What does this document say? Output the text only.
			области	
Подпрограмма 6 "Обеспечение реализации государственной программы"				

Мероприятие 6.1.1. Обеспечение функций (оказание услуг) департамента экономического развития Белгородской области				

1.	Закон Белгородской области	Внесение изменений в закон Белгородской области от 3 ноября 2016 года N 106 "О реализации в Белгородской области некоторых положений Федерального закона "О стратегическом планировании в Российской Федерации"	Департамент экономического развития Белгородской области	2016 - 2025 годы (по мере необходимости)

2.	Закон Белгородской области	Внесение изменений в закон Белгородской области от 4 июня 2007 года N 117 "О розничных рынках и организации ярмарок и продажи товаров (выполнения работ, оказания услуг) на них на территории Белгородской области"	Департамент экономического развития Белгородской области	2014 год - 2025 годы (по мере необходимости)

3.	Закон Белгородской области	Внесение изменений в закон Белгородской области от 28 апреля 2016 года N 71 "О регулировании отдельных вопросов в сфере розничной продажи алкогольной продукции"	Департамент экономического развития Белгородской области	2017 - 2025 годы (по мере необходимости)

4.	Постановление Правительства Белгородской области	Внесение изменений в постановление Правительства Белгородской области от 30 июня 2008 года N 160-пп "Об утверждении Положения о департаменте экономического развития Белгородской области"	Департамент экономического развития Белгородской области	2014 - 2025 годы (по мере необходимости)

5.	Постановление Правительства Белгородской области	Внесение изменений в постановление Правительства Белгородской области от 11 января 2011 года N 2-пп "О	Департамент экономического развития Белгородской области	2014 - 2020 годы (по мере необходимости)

· · ·

## BRIEF
List every line from the entries above in which "реализации" appears.

## RESPONSE TO THIS EXERCISE
Подпрограмма 6 "Обеспечение реализации государственной программы"				
1.	Закон Белгородской области	Внесение изменений в закон Белгородской области от 3 ноября 2016 года N 106 "О реализации в Белгородской области некоторых положений Федерального закона "О стратегическом планировании в Российской Федерации"	Департамент экономического развития Белгородской области	2016 - 2025 годы (по мере необходимости)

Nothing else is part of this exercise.